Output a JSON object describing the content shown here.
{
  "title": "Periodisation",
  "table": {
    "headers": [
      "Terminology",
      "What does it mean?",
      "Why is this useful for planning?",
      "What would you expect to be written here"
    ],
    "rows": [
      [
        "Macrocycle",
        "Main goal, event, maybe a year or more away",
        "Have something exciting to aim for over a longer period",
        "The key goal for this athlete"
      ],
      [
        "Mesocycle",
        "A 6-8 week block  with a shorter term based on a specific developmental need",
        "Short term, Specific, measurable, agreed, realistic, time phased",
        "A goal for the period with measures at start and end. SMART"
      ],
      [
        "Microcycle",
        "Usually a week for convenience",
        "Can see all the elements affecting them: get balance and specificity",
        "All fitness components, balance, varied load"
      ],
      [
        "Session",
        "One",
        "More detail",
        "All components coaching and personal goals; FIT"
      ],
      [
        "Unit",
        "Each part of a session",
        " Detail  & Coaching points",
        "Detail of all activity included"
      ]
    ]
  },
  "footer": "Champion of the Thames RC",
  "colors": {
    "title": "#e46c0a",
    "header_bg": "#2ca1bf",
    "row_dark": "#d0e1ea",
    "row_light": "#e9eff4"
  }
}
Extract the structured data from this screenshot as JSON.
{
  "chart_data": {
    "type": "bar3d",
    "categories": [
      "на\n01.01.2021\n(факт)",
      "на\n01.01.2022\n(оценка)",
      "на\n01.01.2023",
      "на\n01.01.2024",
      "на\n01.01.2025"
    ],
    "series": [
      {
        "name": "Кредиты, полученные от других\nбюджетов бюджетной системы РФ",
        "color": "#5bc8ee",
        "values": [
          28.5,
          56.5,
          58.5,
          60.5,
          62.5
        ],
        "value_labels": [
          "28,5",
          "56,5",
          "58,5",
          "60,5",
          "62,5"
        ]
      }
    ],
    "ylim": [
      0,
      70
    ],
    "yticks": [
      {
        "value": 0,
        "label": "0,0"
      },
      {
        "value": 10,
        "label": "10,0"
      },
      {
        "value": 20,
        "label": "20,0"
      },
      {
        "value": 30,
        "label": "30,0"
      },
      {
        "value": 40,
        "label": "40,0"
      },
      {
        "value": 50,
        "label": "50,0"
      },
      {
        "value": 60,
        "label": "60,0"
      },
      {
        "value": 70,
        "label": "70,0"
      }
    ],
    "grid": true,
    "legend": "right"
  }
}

----

**Instructions for the task**
Extract every entry in the listing word for word.

**Answer to the problem**
Output a JSON object describing the content shown here.
{
  "title": "Periodisation",
  "table": {
    "headers": [
      "Terminology",
      "What does it mean?",
      "Why is this useful for planning?",
      "What would you expect to be written here"
    ],
    "rows": [
      [
        "Macrocycle",
        "Main goal, event, maybe a year or more away",
        "Have something exciting to aim for over a longer period",
        "The key goal for this athlete"
      ],
      [
        "Mesocycle",
        "A 6-8 week block  with a shorter term based on a specific developmental need",
        "Short term, Specific, measurable, agreed, realistic, time phased",
        "A goal for the period with measures at start and end. SMART"
      ],
      [
        "Microcycle",
        "Usually a week for convenience",
        "Can see all the elements affecting them: get balance and specificity",
        "All fitness components, balance, varied load"
      ],
      [
        "Session",
        "One",
        "More detail",
        "All components coaching and personal goals; FIT"
      ],
      [
        "Unit",
        "Each part of a session",
        " Detail  & Coaching points",
        "Detail of all activity included"
      ]
    ]
  },
  "footer": "Champion of the Thames RC",
  "colors": {
    "title": "#e46c0a",
    "header_bg": "#2ca1bf",
    "row_dark": "#d0e1ea",
    "row_light": "#e9eff4"
  }
}
Extract the structured data from this screenshot as JSON.
{
  "chart_data": {
    "type": "bar3d",
    "categories": [
      "на\n01.01.2021\n(факт)",
      "на\n01.01.2022\n(оценка)",
      "на\n01.01.2023",
      "на\n01.01.2024",
      "на\n01.01.2025"
    ],
    "series": [
      {
        "name": "Кредиты, полученные от других\nбюджетов бюджетной системы РФ",
        "color": "#5bc8ee",
        "values": [
          28.5,
          56.5,
          58.5,
          60.5,
          62.5
        ],
        "value_labels": [
          "28,5",
          "56,5",
          "58,5",
          "60,5",
          "62,5"
        ]
      }
    ],
    "ylim": [
      0,
      70
    ],
    "yticks": [
      {
        "value": 0,
        "label": "0,0"
      },
      {
        "value": 10,
        "label": "10,0"
      },
      {
        "value": 20,
        "label": "20,0"
      },
      {
        "value": 30,
        "label": "30,0"
      },
      {
        "value": 40,
        "label": "40,0"
      },
      {
        "value": 50,
        "label": "50,0"
      },
      {
        "value": 60,
        "label": "60,0"
      },
      {
        "value": 70,
        "label": "70,0"
      }
    ],
    "grid": true,
    "legend": "right"
  }
}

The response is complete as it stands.